# Work instructions
Look for "Multi" in the listing below. Gather each line that contains it.

# Items
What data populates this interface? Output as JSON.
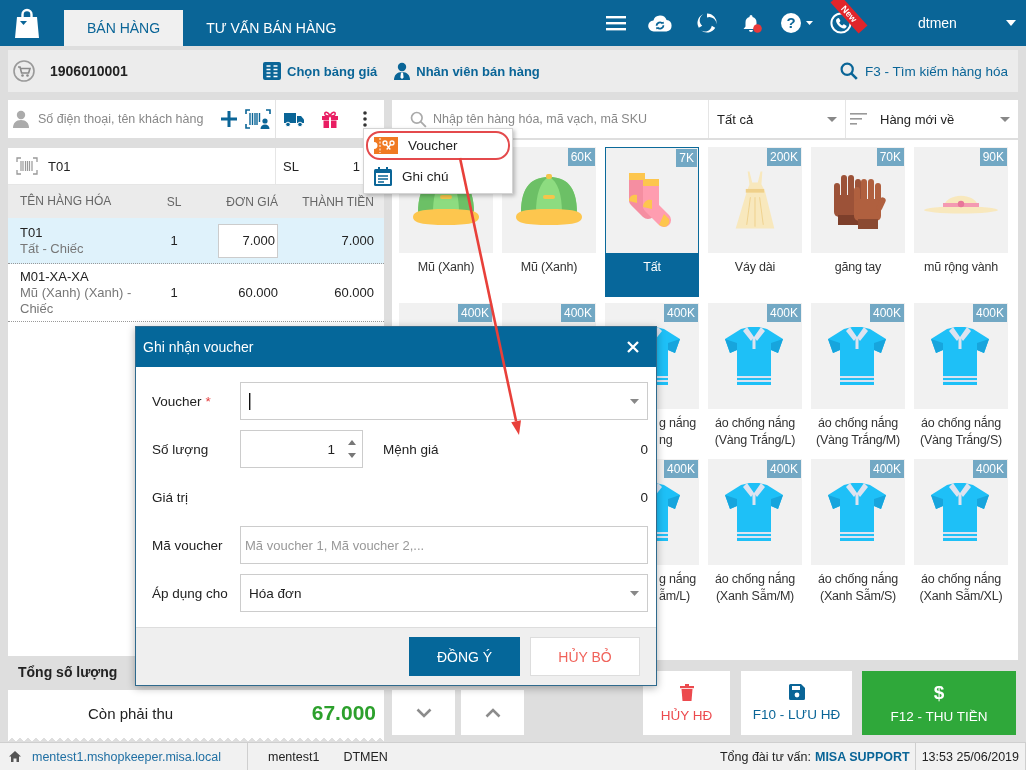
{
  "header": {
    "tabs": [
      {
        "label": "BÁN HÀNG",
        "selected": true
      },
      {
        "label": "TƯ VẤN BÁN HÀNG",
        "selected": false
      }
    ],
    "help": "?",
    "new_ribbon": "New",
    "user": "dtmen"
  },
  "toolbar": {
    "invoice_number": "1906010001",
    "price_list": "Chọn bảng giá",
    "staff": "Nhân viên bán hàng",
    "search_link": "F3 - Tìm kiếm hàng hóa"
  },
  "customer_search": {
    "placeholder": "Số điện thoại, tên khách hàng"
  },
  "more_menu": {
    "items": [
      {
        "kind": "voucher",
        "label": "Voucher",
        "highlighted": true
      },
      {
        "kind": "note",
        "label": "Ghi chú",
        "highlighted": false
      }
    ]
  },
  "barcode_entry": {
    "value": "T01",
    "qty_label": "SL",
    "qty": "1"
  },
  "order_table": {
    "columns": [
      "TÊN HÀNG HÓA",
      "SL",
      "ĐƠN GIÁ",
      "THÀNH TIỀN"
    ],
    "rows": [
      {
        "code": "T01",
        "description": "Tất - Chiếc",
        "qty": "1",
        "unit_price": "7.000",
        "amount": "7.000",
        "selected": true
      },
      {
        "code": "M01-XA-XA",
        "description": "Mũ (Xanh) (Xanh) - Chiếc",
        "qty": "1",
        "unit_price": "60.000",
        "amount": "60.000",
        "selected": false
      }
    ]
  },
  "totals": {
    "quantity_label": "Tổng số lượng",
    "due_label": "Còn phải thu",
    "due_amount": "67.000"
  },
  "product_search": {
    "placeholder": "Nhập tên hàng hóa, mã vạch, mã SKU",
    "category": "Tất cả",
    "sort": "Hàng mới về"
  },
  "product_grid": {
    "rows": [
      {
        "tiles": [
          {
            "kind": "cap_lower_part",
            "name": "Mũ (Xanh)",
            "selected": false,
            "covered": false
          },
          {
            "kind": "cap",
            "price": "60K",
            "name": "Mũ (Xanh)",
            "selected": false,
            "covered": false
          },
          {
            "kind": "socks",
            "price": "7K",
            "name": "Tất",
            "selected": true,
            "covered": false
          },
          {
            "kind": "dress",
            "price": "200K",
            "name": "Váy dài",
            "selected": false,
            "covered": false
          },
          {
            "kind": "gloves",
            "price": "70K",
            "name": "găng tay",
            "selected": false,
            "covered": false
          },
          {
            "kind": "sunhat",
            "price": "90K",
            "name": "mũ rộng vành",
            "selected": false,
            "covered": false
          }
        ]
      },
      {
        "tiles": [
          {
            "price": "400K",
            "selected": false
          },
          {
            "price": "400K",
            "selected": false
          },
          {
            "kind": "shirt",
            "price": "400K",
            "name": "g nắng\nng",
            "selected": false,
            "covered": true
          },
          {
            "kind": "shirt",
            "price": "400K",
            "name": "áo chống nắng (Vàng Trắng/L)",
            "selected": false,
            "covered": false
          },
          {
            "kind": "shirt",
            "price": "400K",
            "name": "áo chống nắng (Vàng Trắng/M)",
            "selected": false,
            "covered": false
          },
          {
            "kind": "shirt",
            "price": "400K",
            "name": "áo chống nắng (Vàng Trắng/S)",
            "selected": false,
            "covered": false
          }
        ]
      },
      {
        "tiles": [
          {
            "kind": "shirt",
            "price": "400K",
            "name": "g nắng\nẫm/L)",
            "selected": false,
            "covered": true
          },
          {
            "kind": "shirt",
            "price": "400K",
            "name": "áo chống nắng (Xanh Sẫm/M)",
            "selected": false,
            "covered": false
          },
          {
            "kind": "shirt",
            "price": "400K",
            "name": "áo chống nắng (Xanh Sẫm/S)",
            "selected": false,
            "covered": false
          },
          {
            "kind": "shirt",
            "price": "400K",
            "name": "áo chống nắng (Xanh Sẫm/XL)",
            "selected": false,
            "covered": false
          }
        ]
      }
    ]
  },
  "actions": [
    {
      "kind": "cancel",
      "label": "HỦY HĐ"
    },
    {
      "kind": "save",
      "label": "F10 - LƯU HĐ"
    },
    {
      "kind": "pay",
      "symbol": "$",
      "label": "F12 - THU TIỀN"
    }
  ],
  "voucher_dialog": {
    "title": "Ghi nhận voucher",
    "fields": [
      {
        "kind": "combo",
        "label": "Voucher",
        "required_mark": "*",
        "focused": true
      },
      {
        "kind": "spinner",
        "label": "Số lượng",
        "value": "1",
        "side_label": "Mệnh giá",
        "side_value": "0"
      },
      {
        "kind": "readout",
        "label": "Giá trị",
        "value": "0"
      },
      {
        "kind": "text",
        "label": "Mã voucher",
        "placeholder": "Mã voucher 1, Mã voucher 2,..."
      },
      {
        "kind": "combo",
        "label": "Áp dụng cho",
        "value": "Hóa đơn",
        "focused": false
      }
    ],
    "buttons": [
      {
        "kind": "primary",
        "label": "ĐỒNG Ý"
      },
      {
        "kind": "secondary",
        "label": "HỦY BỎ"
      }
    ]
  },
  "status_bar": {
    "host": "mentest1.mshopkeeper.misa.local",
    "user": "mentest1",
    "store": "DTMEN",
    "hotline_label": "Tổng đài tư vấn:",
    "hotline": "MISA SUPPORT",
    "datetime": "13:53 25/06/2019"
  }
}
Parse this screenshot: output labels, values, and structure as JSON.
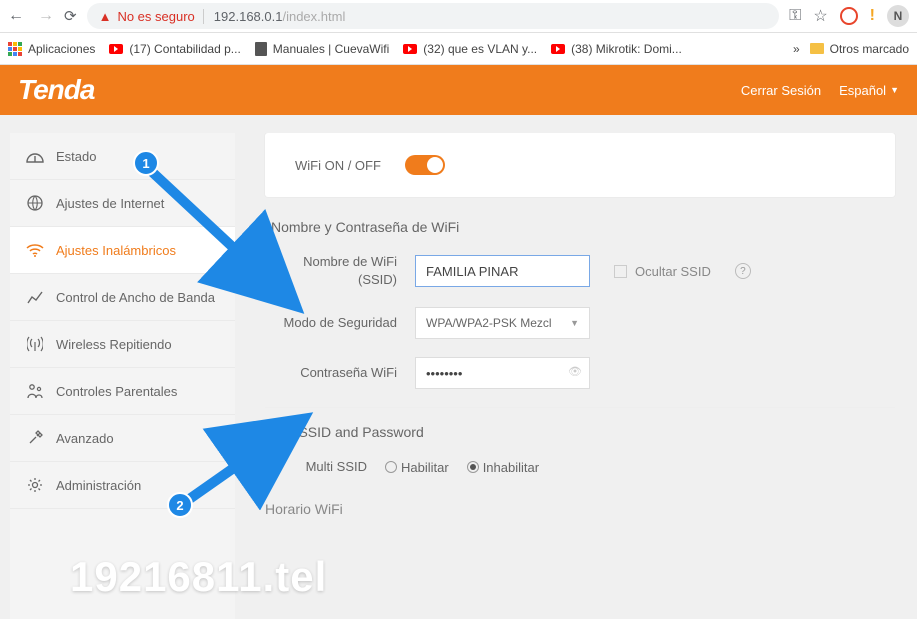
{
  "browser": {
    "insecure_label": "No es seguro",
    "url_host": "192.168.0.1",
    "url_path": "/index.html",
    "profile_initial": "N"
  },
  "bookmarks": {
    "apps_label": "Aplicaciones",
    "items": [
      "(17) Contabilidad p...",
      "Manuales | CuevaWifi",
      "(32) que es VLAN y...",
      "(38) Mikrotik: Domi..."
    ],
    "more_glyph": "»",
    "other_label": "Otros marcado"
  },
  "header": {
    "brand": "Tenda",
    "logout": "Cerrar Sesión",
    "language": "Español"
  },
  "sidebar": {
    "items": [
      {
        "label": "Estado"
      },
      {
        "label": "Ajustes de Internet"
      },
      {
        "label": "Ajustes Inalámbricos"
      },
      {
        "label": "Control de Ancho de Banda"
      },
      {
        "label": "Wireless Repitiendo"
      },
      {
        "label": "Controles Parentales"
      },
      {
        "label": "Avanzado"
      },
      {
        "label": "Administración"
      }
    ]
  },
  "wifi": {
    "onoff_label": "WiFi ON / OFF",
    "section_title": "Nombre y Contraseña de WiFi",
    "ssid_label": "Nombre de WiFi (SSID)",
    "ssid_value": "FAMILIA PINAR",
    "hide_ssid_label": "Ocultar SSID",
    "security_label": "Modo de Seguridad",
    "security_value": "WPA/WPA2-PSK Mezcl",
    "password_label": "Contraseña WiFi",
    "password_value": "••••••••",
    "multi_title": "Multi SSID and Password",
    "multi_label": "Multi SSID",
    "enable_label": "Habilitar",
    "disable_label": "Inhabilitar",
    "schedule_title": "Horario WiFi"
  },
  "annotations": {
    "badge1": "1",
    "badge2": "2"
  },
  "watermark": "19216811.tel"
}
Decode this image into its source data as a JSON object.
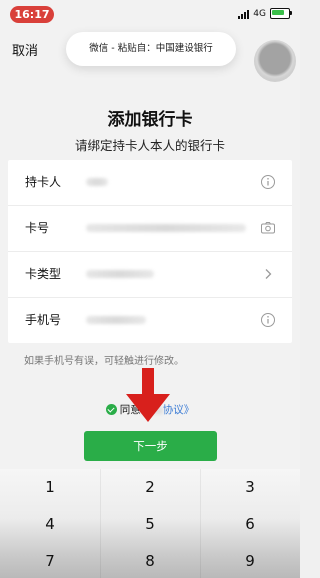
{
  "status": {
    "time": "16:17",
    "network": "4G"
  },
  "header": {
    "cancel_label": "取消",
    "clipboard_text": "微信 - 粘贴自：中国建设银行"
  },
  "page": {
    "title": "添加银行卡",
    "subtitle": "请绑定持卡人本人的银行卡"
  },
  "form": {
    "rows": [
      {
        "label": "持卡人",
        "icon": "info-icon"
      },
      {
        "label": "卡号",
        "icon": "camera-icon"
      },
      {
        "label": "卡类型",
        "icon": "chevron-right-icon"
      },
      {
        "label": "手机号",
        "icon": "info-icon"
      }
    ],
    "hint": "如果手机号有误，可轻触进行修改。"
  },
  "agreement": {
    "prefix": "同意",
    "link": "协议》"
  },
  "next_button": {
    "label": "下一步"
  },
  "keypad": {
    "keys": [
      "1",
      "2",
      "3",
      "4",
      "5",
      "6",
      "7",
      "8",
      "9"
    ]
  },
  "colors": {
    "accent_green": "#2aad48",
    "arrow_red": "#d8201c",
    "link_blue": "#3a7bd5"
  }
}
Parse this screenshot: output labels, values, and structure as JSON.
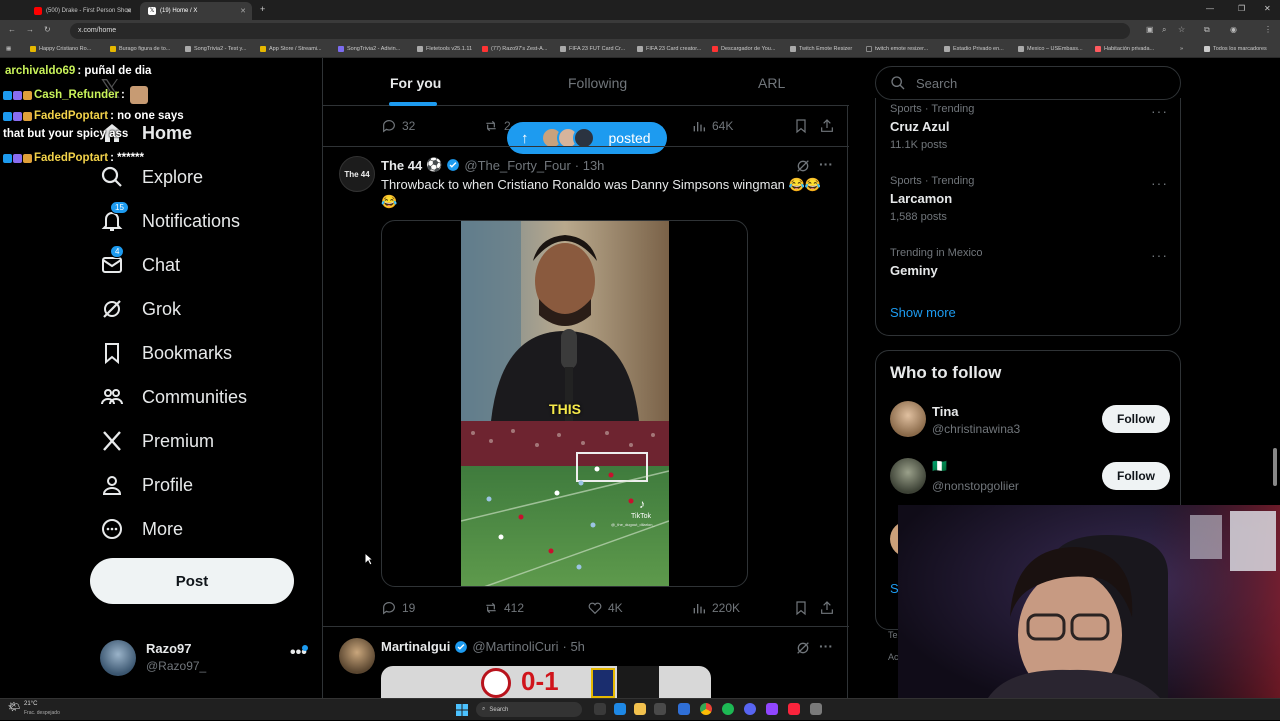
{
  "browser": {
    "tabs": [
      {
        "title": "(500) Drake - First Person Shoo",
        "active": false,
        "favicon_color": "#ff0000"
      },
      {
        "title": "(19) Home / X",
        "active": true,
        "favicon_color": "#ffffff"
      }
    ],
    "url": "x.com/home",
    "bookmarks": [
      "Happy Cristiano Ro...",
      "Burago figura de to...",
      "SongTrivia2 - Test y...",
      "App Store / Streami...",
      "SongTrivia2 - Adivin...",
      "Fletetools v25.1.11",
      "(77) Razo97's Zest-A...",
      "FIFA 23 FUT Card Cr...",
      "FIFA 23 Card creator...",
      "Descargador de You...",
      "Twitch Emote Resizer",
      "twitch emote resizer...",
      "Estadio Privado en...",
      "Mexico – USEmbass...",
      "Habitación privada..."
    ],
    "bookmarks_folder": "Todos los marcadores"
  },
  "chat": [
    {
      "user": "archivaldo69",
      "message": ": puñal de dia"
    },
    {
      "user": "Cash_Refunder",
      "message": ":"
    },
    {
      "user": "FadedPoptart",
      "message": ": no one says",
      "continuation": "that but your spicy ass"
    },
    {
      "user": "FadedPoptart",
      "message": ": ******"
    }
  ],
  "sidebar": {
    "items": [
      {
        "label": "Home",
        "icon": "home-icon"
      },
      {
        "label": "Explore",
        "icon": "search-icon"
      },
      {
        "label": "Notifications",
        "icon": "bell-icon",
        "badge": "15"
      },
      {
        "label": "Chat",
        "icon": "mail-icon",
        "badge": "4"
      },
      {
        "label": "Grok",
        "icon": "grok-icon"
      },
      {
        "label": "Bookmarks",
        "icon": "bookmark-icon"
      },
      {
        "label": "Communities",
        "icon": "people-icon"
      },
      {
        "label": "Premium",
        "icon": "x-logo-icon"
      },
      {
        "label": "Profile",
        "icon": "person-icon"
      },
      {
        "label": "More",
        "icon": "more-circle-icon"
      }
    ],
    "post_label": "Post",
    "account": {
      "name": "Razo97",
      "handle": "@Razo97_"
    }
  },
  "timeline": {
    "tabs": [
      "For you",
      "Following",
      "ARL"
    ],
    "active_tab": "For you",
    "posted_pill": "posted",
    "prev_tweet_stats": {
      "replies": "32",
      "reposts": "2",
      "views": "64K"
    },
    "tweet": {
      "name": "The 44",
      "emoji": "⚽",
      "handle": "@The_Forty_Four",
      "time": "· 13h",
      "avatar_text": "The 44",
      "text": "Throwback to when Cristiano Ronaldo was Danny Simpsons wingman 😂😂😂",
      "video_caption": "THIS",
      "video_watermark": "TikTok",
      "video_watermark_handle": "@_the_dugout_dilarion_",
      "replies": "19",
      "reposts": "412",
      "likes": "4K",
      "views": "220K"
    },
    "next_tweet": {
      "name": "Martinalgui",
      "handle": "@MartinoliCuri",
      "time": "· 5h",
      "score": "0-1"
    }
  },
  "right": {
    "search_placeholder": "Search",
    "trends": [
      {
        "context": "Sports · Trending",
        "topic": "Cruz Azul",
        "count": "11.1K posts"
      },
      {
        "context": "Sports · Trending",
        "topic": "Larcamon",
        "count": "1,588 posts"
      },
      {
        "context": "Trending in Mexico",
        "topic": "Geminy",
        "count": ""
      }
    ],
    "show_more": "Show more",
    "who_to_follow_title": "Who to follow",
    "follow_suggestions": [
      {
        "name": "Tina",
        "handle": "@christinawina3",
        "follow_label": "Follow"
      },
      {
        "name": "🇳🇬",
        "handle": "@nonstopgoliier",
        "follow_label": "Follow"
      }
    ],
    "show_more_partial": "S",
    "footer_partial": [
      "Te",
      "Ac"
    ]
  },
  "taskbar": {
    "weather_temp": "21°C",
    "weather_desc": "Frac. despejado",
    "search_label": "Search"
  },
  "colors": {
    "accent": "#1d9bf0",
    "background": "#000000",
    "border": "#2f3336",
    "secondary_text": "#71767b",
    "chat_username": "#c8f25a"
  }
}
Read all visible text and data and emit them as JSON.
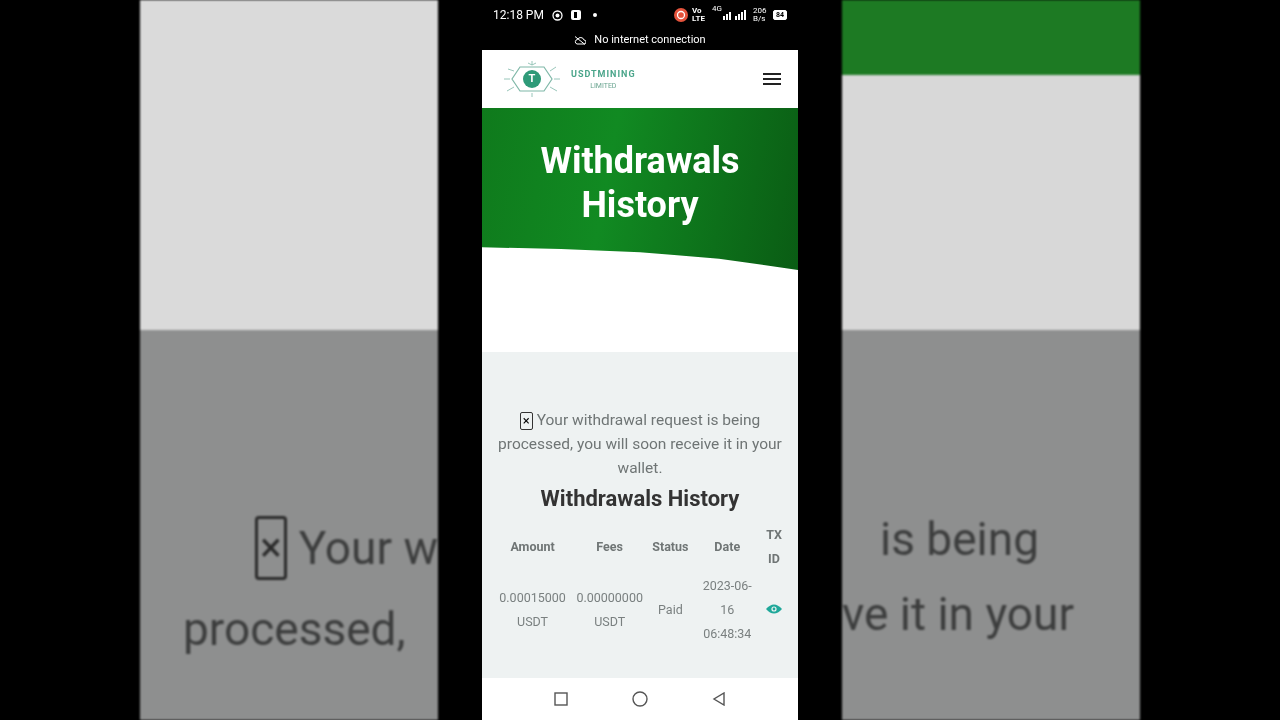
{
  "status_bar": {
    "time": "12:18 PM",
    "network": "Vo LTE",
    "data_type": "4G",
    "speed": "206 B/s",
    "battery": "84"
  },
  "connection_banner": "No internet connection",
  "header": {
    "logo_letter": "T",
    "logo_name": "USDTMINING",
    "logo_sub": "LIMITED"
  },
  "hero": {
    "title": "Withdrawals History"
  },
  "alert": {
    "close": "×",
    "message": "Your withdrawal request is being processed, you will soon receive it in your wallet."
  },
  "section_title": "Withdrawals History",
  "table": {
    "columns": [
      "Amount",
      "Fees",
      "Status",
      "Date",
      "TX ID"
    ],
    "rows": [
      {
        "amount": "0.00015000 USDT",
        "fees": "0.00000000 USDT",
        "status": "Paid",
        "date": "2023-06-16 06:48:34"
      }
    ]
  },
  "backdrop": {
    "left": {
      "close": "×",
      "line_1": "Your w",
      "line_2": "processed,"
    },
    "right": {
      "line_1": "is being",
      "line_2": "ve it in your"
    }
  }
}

# Completed exercise
    "multi_title": "Multi SSID and Password",
    "multi_label": "Multi SSID",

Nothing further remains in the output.